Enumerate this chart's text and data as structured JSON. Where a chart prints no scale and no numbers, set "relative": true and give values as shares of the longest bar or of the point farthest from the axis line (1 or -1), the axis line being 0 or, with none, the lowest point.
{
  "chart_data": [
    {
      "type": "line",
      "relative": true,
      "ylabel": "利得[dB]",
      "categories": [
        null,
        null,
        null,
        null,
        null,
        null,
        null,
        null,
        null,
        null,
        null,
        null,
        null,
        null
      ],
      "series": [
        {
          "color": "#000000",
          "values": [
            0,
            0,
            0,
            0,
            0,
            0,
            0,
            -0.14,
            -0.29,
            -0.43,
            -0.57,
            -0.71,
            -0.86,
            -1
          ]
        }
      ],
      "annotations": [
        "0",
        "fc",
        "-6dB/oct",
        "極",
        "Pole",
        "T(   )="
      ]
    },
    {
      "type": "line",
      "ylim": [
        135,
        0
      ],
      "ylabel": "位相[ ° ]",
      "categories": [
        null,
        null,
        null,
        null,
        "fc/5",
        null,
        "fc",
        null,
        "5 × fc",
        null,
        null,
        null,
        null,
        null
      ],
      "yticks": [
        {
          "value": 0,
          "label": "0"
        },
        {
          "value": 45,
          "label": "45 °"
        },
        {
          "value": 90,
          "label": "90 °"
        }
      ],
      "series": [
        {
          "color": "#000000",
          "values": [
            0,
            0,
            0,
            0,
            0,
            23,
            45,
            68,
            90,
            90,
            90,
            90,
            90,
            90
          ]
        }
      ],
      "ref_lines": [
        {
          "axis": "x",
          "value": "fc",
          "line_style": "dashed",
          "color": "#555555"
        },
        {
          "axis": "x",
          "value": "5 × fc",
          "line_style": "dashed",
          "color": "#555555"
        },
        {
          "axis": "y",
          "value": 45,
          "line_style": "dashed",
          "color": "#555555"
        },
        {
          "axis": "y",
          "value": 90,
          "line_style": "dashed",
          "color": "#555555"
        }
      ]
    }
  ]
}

= = =

## YOUR TASK
Would you restate each of the entries word for word?

## CORRECT RESPONSE
Enumerate this chart's text and data as structured JSON. Where a chart prints no scale and no numbers, set "relative": true and give values as shares of the longest bar or of the point farthest from the axis line (1 or -1), the axis line being 0 or, with none, the lowest point.
{
  "chart_data": [
    {
      "type": "line",
      "relative": true,
      "ylabel": "利得[dB]",
      "categories": [
        null,
        null,
        null,
        null,
        null,
        null,
        null,
        null,
        null,
        null,
        null,
        null,
        null,
        null
      ],
      "series": [
        {
          "color": "#000000",
          "values": [
            0,
            0,
            0,
            0,
            0,
            0,
            0,
            -0.14,
            -0.29,
            -0.43,
            -0.57,
            -0.71,
            -0.86,
            -1
          ]
        }
      ],
      "annotations": [
        "0",
        "fc",
        "-6dB/oct",
        "極",
        "Pole",
        "T(   )="
      ]
    },
    {
      "type": "line",
      "ylim": [
        135,
        0
      ],
      "ylabel": "位相[ ° ]",
      "categories": [
        null,
        null,
        null,
        null,
        "fc/5",
        null,
        "fc",
        null,
        "5 × fc",
        null,
        null,
        null,
        null,
        null
      ],
      "yticks": [
        {
          "value": 0,
          "label": "0"
        },
        {
          "value": 45,
          "label": "45 °"
        },
        {
          "value": 90,
          "label": "90 °"
        }
      ],
      "series": [
        {
          "color": "#000000",
          "values": [
            0,
            0,
            0,
            0,
            0,
            23,
            45,
            68,
            90,
            90,
            90,
            90,
            90,
            90
          ]
        }
      ],
      "ref_lines": [
        {
          "axis": "x",
          "value": "fc",
          "line_style": "dashed",
          "color": "#555555"
        },
        {
          "axis": "x",
          "value": "5 × fc",
          "line_style": "dashed",
          "color": "#555555"
        },
        {
          "axis": "y",
          "value": 45,
          "line_style": "dashed",
          "color": "#555555"
        },
        {
          "axis": "y",
          "value": 90,
          "line_style": "dashed",
          "color": "#555555"
        }
      ]
    }
  ]
}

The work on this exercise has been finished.